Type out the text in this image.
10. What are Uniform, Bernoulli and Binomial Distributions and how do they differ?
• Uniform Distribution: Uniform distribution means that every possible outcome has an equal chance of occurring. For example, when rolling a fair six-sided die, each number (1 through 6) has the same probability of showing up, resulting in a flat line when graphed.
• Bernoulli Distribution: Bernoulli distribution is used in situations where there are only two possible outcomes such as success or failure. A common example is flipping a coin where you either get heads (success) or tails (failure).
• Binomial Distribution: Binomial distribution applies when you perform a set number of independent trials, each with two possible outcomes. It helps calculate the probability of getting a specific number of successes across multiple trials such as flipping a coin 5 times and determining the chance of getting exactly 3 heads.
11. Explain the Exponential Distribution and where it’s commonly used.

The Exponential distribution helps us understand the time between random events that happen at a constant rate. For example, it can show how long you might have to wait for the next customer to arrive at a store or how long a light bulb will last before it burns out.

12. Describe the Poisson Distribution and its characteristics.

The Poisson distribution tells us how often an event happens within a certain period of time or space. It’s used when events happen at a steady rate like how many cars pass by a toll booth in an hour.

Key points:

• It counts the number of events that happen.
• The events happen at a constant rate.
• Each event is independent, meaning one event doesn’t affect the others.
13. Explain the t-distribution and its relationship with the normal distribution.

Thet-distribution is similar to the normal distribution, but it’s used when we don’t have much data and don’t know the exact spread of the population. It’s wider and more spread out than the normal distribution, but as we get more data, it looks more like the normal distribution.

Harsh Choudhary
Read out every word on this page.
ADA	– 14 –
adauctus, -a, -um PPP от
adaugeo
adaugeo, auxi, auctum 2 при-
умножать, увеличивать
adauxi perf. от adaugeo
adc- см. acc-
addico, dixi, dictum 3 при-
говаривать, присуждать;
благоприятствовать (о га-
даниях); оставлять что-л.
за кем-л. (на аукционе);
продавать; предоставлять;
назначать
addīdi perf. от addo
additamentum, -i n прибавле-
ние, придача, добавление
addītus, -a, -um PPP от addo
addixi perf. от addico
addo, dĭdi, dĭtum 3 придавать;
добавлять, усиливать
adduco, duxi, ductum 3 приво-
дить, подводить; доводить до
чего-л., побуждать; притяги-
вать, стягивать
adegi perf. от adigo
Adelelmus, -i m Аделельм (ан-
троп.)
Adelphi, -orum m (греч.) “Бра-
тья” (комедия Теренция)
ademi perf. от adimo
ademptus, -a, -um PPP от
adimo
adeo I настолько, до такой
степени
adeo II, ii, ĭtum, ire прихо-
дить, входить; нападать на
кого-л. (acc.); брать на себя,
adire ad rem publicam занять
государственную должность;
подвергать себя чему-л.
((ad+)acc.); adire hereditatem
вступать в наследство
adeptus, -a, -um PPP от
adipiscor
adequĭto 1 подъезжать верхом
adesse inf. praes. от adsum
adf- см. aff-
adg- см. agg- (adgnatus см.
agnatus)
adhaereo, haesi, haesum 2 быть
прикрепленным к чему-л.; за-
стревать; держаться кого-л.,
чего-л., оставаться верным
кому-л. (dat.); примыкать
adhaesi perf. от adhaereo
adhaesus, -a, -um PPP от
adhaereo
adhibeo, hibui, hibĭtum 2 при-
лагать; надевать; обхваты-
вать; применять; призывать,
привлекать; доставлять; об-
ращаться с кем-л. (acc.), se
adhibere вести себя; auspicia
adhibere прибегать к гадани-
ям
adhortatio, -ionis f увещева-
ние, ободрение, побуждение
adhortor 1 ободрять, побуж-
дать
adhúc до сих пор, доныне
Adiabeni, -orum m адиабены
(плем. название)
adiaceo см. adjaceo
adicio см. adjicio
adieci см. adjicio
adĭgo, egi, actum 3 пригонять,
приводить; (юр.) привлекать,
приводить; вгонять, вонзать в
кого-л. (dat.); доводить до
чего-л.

.....

- Direction -
Print every line of the records exactly. Omit nothing.

- Exercise output -
Type out the text in this image.
10. What are Uniform, Bernoulli and Binomial Distributions and how do they differ?
• Uniform Distribution: Uniform distribution means that every possible outcome has an equal chance of occurring. For example, when rolling a fair six-sided die, each number (1 through 6) has the same probability of showing up, resulting in a flat line when graphed.
• Bernoulli Distribution: Bernoulli distribution is used in situations where there are only two possible outcomes such as success or failure. A common example is flipping a coin where you either get heads (success) or tails (failure).
• Binomial Distribution: Binomial distribution applies when you perform a set number of independent trials, each with two possible outcomes. It helps calculate the probability of getting a specific number of successes across multiple trials such as flipping a coin 5 times and determining the chance of getting exactly 3 heads.
11. Explain the Exponential Distribution and where it’s commonly used.

The Exponential distribution helps us understand the time between random events that happen at a constant rate. For example, it can show how long you might have to wait for the next customer to arrive at a store or how long a light bulb will last before it burns out.

12. Describe the Poisson Distribution and its characteristics.

The Poisson distribution tells us how often an event happens within a certain period of time or space. It’s used when events happen at a steady rate like how many cars pass by a toll booth in an hour.

Key points:

• It counts the number of events that happen.
• The events happen at a constant rate.
• Each event is independent, meaning one event doesn’t affect the others.
13. Explain the t-distribution and its relationship with the normal distribution.

Thet-distribution is similar to the normal distribution, but it’s used when we don’t have much data and don’t know the exact spread of the population. It’s wider and more spread out than the normal distribution, but as we get more data, it looks more like the normal distribution.

Harsh Choudhary
Read out every word on this page.
ADA	– 14 –
adauctus, -a, -um PPP от
adaugeo
adaugeo, auxi, auctum 2 при-
умножать, увеличивать
adauxi perf. от adaugeo
adc- см. acc-
addico, dixi, dictum 3 при-
говаривать, присуждать;
благоприятствовать (о га-
даниях); оставлять что-л.
за кем-л. (на аукционе);
продавать; предоставлять;
назначать
addīdi perf. от addo
additamentum, -i n прибавле-
ние, придача, добавление
addītus, -a, -um PPP от addo
addixi perf. от addico
addo, dĭdi, dĭtum 3 придавать;
добавлять, усиливать
adduco, duxi, ductum 3 приво-
дить, подводить; доводить до
чего-л., побуждать; притяги-
вать, стягивать
adegi perf. от adigo
Adelelmus, -i m Аделельм (ан-
троп.)
Adelphi, -orum m (греч.) “Бра-
тья” (комедия Теренция)
ademi perf. от adimo
ademptus, -a, -um PPP от
adimo
adeo I настолько, до такой
степени
adeo II, ii, ĭtum, ire прихо-
дить, входить; нападать на
кого-л. (acc.); брать на себя,
adire ad rem publicam занять
государственную должность;
подвергать себя чему-л.
((ad+)acc.); adire hereditatem
вступать в наследство
adeptus, -a, -um PPP от
adipiscor
adequĭto 1 подъезжать верхом
adesse inf. praes. от adsum
adf- см. aff-
adg- см. agg- (adgnatus см.
agnatus)
adhaereo, haesi, haesum 2 быть
прикрепленным к чему-л.; за-
стревать; держаться кого-л.,
чего-л., оставаться верным
кому-л. (dat.); примыкать
adhaesi perf. от adhaereo
adhaesus, -a, -um PPP от
adhaereo
adhibeo, hibui, hibĭtum 2 при-
лагать; надевать; обхваты-
вать; применять; призывать,
привлекать; доставлять; об-
ращаться с кем-л. (acc.), se
adhibere вести себя; auspicia
adhibere прибегать к гадани-
ям
adhortatio, -ionis f увещева-
ние, ободрение, побуждение
adhortor 1 ободрять, побуж-
дать
adhúc до сих пор, доныне
Adiabeni, -orum m адиабены
(плем. название)
adiaceo см. adjaceo
adicio см. adjicio
adieci см. adjicio
adĭgo, egi, actum 3 пригонять,
приводить; (юр.) привлекать,
приводить; вгонять, вонзать в
кого-л. (dat.); доводить до
чего-л.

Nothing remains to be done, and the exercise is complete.